***** ENTRIES SHOWN

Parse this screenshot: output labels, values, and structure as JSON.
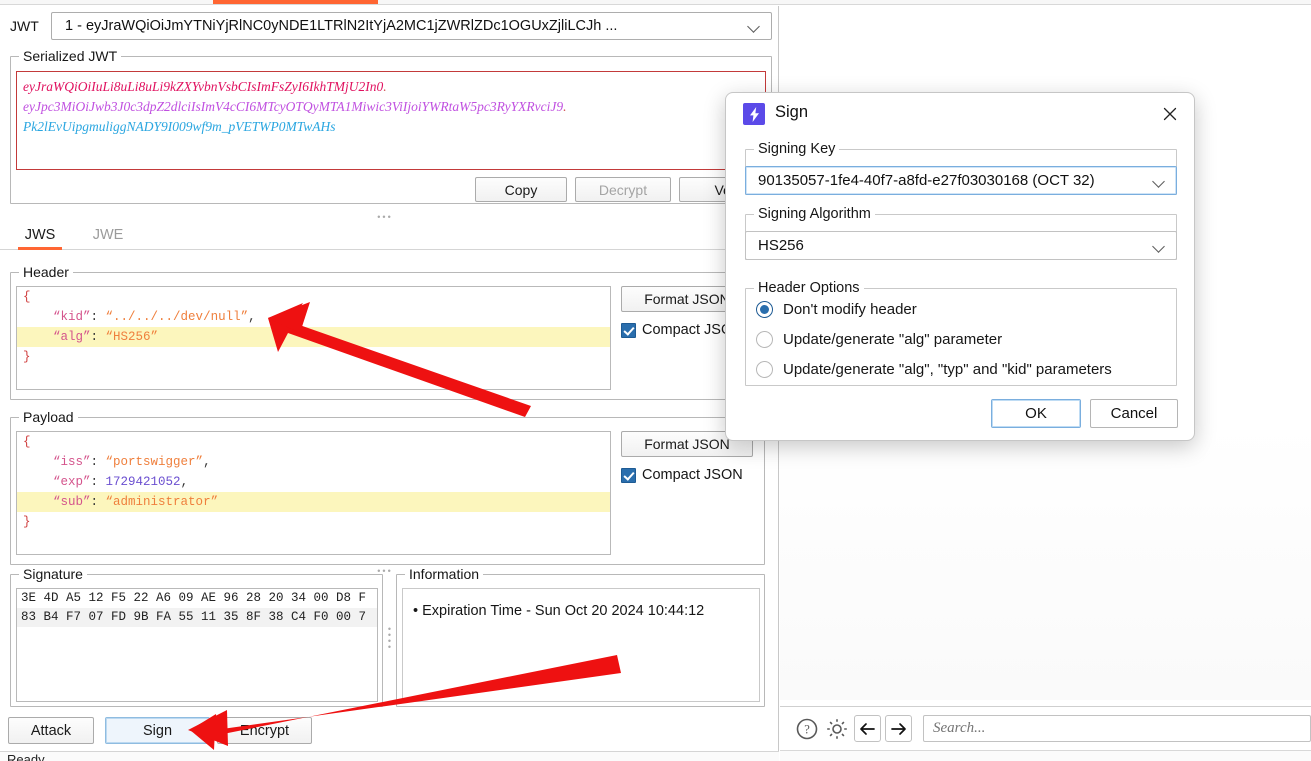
{
  "window": {
    "status_text": "Ready"
  },
  "jwt_selector": {
    "label": "JWT",
    "value": "1 - eyJraWQiOiJmYTNiYjRlNC0yNDE1LTRlN2ItYjA2MC1jZWRlZDc1OGUxZjliLCJh ...",
    "chevron_icon": "chevron-down-icon"
  },
  "serialized": {
    "legend": "Serialized JWT",
    "part1": "eyJraWQiOiIuLi8uLi8uLi9kZXYvbnVsbCIsImFsZyI6IkhTMjU2In0",
    "part2": "eyJpc3MiOiJwb3J0c3dpZ2dlciIsImV4cCI6MTcyOTQyMTA1Miwic3ViIjoiYWRtaW5pc3RyYXRvciJ9",
    "part3": "Pk2lEvUipgmuliggNADY9I009wf9m_pVETWP0MTwAHs",
    "buttons": {
      "copy": "Copy",
      "decrypt": "Decrypt",
      "verify": "Ver"
    }
  },
  "subtabs": [
    {
      "label": "JWS",
      "active": true
    },
    {
      "label": "JWE",
      "active": false
    }
  ],
  "header_section": {
    "legend": "Header",
    "lines": [
      {
        "text": "{",
        "kind": "brace",
        "highlight": false
      },
      {
        "key": "“kid”",
        "value": "“../../../dev/null”",
        "trailing": ",",
        "kind": "str",
        "highlight": false
      },
      {
        "key": "“alg”",
        "value": "“HS256”",
        "trailing": "",
        "kind": "str",
        "highlight": true
      },
      {
        "text": "}",
        "kind": "brace",
        "highlight": false
      }
    ],
    "format_button": "Format JSON",
    "compact_label": "Compact JSON",
    "compact_checked": true
  },
  "payload_section": {
    "legend": "Payload",
    "lines": [
      {
        "text": "{",
        "kind": "brace",
        "highlight": false
      },
      {
        "key": "“iss”",
        "value": "“portswigger”",
        "trailing": ",",
        "kind": "str",
        "highlight": false
      },
      {
        "key": "“exp”",
        "value": "1729421052",
        "trailing": ",",
        "kind": "num",
        "highlight": false
      },
      {
        "key": "“sub”",
        "value": "“administrator”",
        "trailing": "",
        "kind": "str",
        "highlight": true
      },
      {
        "text": "}",
        "kind": "brace",
        "highlight": false
      }
    ],
    "format_button": "Format JSON",
    "compact_label": "Compact JSON",
    "compact_checked": true
  },
  "signature_section": {
    "legend": "Signature",
    "lines": [
      "3E 4D A5 12 F5 22 A6 09 AE 96 28 20 34 00 D8 F",
      "83 B4 F7 07 FD 9B FA 55 11 35 8F 38 C4 F0 00 7"
    ]
  },
  "information_section": {
    "legend": "Information",
    "items": [
      "Expiration Time - Sun Oct 20 2024 10:44:12"
    ]
  },
  "bottom_buttons": {
    "attack": "Attack",
    "sign": "Sign",
    "encrypt": "Encrypt"
  },
  "right_toolbar": {
    "help_icon": "help-circle-icon",
    "settings_icon": "gear-icon",
    "back_icon": "arrow-left-icon",
    "forward_icon": "arrow-right-icon",
    "search_placeholder": "Search...",
    "search_value": ""
  },
  "sign_dialog": {
    "title": "Sign",
    "title_icon": "lightning-bolt-icon",
    "close_icon": "close-icon",
    "signing_key": {
      "legend": "Signing Key",
      "value": "90135057-1fe4-40f7-a8fd-e27f03030168 (OCT 32)",
      "chevron_icon": "chevron-down-icon"
    },
    "signing_algorithm": {
      "legend": "Signing Algorithm",
      "value": "HS256",
      "chevron_icon": "chevron-down-icon"
    },
    "header_options": {
      "legend": "Header Options",
      "options": [
        {
          "label": "Don't modify header",
          "checked": true
        },
        {
          "label": "Update/generate \"alg\" parameter",
          "checked": false
        },
        {
          "label": "Update/generate \"alg\", \"typ\" and \"kid\" parameters",
          "checked": false
        }
      ]
    },
    "ok_button": "OK",
    "cancel_button": "Cancel"
  },
  "annotations": {
    "accent_color": "#ff6633",
    "arrow_color": "#ee1111",
    "arrow_count": 2
  }
}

**********

> [WHAT YOU SHOULD DO]:
Repeat the entries exactly and keep the pictures out of the copy.

> [FINAL RESULT]:
Parse this screenshot: output labels, values, and structure as JSON.
{
  "window": {
    "status_text": "Ready"
  },
  "jwt_selector": {
    "label": "JWT",
    "value": "1 - eyJraWQiOiJmYTNiYjRlNC0yNDE1LTRlN2ItYjA2MC1jZWRlZDc1OGUxZjliLCJh ...",
    "chevron_icon": "chevron-down-icon"
  },
  "serialized": {
    "legend": "Serialized JWT",
    "part1": "eyJraWQiOiIuLi8uLi8uLi9kZXYvbnVsbCIsImFsZyI6IkhTMjU2In0",
    "part2": "eyJpc3MiOiJwb3J0c3dpZ2dlciIsImV4cCI6MTcyOTQyMTA1Miwic3ViIjoiYWRtaW5pc3RyYXRvciJ9",
    "part3": "Pk2lEvUipgmuliggNADY9I009wf9m_pVETWP0MTwAHs",
    "buttons": {
      "copy": "Copy",
      "decrypt": "Decrypt",
      "verify": "Ver"
    }
  },
  "subtabs": [
    {
      "label": "JWS",
      "active": true
    },
    {
      "label": "JWE",
      "active": false
    }
  ],
  "header_section": {
    "legend": "Header",
    "lines": [
      {
        "text": "{",
        "kind": "brace",
        "highlight": false
      },
      {
        "key": "“kid”",
        "value": "“../../../dev/null”",
        "trailing": ",",
        "kind": "str",
        "highlight": false
      },
      {
        "key": "“alg”",
        "value": "“HS256”",
        "trailing": "",
        "kind": "str",
        "highlight": true
      },
      {
        "text": "}",
        "kind": "brace",
        "highlight": false
      }
    ],
    "format_button": "Format JSON",
    "compact_label": "Compact JSON",
    "compact_checked": true
  },
  "payload_section": {
    "legend": "Payload",
    "lines": [
      {
        "text": "{",
        "kind": "brace",
        "highlight": false
      },
      {
        "key": "“iss”",
        "value": "“portswigger”",
        "trailing": ",",
        "kind": "str",
        "highlight": false
      },
      {
        "key": "“exp”",
        "value": "1729421052",
        "trailing": ",",
        "kind": "num",
        "highlight": false
      },
      {
        "key": "“sub”",
        "value": "“administrator”",
        "trailing": "",
        "kind": "str",
        "highlight": true
      },
      {
        "text": "}",
        "kind": "brace",
        "highlight": false
      }
    ],
    "format_button": "Format JSON",
    "compact_label": "Compact JSON",
    "compact_checked": true
  },
  "signature_section": {
    "legend": "Signature",
    "lines": [
      "3E 4D A5 12 F5 22 A6 09 AE 96 28 20 34 00 D8 F",
      "83 B4 F7 07 FD 9B FA 55 11 35 8F 38 C4 F0 00 7"
    ]
  },
  "information_section": {
    "legend": "Information",
    "items": [
      "Expiration Time - Sun Oct 20 2024 10:44:12"
    ]
  },
  "bottom_buttons": {
    "attack": "Attack",
    "sign": "Sign",
    "encrypt": "Encrypt"
  },
  "right_toolbar": {
    "help_icon": "help-circle-icon",
    "settings_icon": "gear-icon",
    "back_icon": "arrow-left-icon",
    "forward_icon": "arrow-right-icon",
    "search_placeholder": "Search...",
    "search_value": ""
  },
  "sign_dialog": {
    "title": "Sign",
    "title_icon": "lightning-bolt-icon",
    "close_icon": "close-icon",
    "signing_key": {
      "legend": "Signing Key",
      "value": "90135057-1fe4-40f7-a8fd-e27f03030168 (OCT 32)",
      "chevron_icon": "chevron-down-icon"
    },
    "signing_algorithm": {
      "legend": "Signing Algorithm",
      "value": "HS256",
      "chevron_icon": "chevron-down-icon"
    },
    "header_options": {
      "legend": "Header Options",
      "options": [
        {
          "label": "Don't modify header",
          "checked": true
        },
        {
          "label": "Update/generate \"alg\" parameter",
          "checked": false
        },
        {
          "label": "Update/generate \"alg\", \"typ\" and \"kid\" parameters",
          "checked": false
        }
      ]
    },
    "ok_button": "OK",
    "cancel_button": "Cancel"
  },
  "annotations": {
    "accent_color": "#ff6633",
    "arrow_color": "#ee1111",
    "arrow_count": 2
  }
}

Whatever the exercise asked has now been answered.